| Study text |
--- START ---
Friday, October 27, 2006

Stylidium productum



This clever little flower (only around 7mm in length) is from a trigger plant, Stylidium productum, local to the Sydney region.

The column extending from the centre of the flower to the right is a fusion of two stamens with the style. When an insect lands on the flower, the column is triggered and flicks across the insect. It can be reset a number of times.

Thursday, October 26, 2006

The Assassin

Firstly, thanks to all who have visited the blog and posted, and to those who have visited silently and stealthily and left no sign. You all make me want make it as good as my skills allow!

At TAFE today, we were appalled to find an array of damage from sundry pests. In one case, the larvae of Sciarids (Fungus Gnats) had so infested the tomato crop of Margaret D. that all but four of the plants had to be sacrificed. The adults are also all over the leaves of our potatoes, but it's the maggots that do the damage.
--- END ---
| Extracted data |
--- START ---
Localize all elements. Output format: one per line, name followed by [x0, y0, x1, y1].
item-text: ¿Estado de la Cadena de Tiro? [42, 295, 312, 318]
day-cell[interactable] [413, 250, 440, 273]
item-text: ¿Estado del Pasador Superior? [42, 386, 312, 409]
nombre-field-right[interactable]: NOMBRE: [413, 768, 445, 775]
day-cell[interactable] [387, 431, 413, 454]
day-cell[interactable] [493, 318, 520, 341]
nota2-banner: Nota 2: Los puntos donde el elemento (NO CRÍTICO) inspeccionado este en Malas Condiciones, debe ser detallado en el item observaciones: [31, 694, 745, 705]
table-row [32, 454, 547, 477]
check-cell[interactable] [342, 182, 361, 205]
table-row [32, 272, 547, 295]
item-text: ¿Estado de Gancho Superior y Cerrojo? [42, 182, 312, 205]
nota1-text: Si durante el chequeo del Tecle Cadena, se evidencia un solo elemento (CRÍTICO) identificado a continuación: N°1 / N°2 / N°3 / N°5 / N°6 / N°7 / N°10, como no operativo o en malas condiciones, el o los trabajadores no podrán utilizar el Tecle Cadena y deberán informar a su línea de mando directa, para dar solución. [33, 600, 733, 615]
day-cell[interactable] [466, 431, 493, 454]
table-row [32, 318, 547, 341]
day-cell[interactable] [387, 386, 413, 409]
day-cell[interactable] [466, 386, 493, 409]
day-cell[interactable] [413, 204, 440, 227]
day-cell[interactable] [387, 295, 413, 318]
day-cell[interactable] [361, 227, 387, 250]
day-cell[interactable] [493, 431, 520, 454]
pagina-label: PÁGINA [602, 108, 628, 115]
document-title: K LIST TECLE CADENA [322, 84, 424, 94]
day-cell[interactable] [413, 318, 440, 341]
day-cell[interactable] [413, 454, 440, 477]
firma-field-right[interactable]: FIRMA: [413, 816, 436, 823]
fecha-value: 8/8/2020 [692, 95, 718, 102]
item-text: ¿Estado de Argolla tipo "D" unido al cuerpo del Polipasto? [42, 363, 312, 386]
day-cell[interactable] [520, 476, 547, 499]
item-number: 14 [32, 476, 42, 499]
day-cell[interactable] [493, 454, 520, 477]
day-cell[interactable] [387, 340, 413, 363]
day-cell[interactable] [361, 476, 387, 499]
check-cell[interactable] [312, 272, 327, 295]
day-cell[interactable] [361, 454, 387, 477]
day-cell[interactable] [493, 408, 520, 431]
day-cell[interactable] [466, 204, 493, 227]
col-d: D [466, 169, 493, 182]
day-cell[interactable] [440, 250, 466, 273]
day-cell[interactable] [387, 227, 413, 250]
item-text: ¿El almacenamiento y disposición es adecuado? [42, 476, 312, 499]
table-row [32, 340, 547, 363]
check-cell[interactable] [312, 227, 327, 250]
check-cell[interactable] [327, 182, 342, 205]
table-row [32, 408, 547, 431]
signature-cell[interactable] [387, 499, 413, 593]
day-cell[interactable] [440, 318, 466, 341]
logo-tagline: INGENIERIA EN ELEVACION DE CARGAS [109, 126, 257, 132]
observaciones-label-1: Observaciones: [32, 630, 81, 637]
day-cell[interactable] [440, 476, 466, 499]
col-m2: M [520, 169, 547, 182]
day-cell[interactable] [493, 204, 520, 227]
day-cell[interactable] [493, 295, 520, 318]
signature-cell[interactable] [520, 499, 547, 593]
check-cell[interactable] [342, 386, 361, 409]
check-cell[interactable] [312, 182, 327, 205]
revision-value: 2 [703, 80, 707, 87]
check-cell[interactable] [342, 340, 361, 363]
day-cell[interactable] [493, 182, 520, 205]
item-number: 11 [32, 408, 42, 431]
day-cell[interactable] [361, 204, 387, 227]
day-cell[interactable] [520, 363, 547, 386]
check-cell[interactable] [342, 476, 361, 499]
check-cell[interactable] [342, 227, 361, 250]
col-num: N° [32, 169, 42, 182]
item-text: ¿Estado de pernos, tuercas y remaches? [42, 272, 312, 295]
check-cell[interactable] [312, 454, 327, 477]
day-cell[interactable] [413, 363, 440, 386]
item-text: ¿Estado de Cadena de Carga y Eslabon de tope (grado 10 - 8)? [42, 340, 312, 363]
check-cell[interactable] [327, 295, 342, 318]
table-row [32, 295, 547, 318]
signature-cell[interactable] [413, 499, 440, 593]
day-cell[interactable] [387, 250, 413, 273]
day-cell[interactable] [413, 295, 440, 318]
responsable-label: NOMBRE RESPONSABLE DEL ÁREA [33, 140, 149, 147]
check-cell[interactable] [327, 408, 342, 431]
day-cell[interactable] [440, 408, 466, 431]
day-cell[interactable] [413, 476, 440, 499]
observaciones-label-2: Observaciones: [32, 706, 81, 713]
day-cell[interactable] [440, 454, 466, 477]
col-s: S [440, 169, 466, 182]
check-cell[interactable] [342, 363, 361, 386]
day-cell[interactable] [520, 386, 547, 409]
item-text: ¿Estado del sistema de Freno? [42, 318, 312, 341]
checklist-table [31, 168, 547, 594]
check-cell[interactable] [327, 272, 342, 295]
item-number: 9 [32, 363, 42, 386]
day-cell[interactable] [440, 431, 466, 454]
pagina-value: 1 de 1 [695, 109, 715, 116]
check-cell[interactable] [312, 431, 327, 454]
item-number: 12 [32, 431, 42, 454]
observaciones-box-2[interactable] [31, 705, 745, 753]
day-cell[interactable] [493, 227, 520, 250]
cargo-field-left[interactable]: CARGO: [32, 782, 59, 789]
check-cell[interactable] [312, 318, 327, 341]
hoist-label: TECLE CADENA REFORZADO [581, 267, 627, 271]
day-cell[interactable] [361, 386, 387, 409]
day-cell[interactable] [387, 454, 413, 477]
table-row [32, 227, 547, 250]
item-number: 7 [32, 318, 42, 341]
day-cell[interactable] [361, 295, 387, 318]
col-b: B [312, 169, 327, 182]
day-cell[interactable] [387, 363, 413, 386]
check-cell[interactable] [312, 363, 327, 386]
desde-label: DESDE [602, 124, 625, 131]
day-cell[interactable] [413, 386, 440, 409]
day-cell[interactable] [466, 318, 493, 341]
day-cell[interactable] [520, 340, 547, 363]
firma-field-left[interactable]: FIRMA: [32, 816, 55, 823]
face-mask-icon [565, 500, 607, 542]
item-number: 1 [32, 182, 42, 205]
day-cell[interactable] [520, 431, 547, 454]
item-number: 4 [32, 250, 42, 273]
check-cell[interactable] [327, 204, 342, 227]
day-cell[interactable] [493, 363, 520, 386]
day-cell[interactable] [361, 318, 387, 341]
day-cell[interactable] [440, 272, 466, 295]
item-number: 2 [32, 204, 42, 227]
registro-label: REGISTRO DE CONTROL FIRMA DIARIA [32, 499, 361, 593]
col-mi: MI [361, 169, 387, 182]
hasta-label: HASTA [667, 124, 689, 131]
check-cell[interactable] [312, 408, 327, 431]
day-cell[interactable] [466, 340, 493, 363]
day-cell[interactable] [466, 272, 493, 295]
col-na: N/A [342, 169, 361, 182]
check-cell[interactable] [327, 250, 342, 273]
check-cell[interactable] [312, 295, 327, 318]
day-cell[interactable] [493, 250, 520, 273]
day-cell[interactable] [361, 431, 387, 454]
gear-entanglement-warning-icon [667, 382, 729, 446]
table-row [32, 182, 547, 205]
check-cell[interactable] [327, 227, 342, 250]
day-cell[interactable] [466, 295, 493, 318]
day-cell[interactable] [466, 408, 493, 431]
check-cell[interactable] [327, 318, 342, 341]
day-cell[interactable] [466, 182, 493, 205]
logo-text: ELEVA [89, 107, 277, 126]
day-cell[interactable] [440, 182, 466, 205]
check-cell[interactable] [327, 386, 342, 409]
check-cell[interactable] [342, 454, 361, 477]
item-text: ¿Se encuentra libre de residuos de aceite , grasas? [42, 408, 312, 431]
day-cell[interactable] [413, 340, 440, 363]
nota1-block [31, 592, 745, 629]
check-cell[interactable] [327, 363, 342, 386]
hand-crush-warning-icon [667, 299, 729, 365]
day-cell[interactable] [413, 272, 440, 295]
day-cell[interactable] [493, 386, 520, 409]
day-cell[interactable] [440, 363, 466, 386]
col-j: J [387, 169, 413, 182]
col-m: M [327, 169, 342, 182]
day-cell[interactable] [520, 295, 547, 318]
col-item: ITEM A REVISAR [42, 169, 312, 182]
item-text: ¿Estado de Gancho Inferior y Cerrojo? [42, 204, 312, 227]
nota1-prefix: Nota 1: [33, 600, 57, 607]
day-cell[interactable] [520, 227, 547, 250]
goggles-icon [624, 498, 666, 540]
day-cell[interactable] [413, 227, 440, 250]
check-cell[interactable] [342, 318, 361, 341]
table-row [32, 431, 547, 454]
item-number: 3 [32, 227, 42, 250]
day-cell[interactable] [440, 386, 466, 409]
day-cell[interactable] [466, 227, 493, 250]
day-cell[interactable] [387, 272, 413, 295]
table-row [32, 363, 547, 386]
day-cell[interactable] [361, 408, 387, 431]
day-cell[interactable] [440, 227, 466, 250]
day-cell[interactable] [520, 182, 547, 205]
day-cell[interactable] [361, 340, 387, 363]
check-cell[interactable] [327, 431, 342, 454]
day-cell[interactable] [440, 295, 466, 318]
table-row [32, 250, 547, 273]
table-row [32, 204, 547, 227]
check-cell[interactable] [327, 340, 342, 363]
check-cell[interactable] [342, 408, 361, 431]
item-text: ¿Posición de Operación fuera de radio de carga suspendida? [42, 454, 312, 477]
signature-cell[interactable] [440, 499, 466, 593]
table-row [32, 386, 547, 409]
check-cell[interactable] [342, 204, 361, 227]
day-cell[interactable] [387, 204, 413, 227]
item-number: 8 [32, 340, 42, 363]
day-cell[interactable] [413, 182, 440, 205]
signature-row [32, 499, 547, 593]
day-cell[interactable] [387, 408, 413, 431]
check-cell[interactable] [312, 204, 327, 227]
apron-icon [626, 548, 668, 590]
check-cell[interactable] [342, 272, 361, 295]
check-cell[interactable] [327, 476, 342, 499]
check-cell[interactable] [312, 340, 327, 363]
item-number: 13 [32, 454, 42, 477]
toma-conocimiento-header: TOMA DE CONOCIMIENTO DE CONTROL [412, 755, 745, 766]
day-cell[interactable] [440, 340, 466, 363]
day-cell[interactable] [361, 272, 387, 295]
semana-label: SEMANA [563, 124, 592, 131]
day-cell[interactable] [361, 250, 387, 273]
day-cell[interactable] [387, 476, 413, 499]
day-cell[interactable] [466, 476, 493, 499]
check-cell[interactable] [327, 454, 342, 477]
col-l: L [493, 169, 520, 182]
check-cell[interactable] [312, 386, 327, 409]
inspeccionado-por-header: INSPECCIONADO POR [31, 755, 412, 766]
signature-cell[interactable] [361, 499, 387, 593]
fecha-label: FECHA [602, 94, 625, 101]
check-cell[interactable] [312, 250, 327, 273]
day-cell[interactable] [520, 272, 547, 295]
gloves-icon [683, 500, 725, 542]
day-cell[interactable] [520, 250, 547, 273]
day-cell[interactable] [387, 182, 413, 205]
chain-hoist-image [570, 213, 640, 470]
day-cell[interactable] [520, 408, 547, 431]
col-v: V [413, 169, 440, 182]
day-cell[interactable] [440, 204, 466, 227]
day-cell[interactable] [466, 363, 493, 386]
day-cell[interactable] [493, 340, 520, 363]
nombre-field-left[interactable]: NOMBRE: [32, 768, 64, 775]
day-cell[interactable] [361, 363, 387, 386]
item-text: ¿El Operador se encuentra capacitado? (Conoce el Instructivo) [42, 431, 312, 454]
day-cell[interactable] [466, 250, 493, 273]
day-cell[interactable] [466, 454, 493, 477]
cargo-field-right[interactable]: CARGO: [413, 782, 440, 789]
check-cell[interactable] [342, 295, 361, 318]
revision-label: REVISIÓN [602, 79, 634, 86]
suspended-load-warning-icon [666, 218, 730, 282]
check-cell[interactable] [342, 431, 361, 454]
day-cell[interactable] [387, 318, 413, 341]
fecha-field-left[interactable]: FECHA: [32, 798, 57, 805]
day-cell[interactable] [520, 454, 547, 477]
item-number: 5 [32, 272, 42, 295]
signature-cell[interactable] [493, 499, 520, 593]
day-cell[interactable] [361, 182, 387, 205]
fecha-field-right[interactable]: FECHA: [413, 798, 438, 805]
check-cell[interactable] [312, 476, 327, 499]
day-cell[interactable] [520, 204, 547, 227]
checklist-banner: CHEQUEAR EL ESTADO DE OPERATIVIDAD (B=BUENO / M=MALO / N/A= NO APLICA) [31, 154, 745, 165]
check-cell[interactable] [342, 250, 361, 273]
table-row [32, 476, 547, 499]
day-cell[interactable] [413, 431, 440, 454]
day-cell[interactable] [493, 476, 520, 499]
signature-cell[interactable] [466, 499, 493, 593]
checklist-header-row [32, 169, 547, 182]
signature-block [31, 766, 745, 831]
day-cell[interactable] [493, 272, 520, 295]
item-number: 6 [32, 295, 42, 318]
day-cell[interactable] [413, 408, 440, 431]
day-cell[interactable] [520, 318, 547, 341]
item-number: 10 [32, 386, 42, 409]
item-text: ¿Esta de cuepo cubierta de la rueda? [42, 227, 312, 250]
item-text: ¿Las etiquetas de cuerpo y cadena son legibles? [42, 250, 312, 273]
--- END ---
| Activity list |
A. Copy the stretch of the gardening blog excerpt from "Firstly, thanks to" through "my skills allow!".
B. Write the next part of the gardening blog excerpt, starting after its final sentence.

| Responses |
A.
Firstly, thanks to all who have visited the blog and posted, and to those who have visited silently and stealthily and left no sign. You all make me want make it as good as my skills allow!

B.
But the good guys were there too. Like this assassin bug, above, family Reduviidae. Assassin bugs, as the name suggests, are predators, and eat caterpillers by sucking out their precious bodily juices. Isn't it stunningly gorgeous?

Meanwhile, my cornichon cucumbers are close to harvest! I'm hoping that I'll pick them next week. They need only be little, because I'm going to pickle them. See the latest on the website.



















I've also updated my Recommended Books page, to include some new additions to my bookshelf:

Botany for Gardeners by Brian Capon
Resurrection in a Bucket by Margaret Simons
Fruit and Vegetable Gardening in Australia by Michael Pollock
A Primer of Ecological Genetics by Conner and Hartl

And there's a new section: Insect Gallery. My early xmas present was a Panasonic DMC-FZ7 Lumix with 12x optical zoom. I love it to pieces. And now that I can take better macros, this part of the site is liable to grow fast! One of my teachers at TAFE is Mark Latham (no, not the one who trashes Panasonic DMC-FZ7 Lumixes with 12x optical zoom) and apart from being a botanist, he's also an entomologist. (And I just know you're going to enjoy these pages, Mark!) He's a fabulous resource, not to mention someone whose insect-obsessive personality is deeply reassuring to someone like me.

Wednesday, October 25, 2006

Corny

The only real reason I'm posting this is so I can put up a photo. Okay, I confess. I'm playing.

This is the flower of a corn plant, one of the crops we're growing at TAFE.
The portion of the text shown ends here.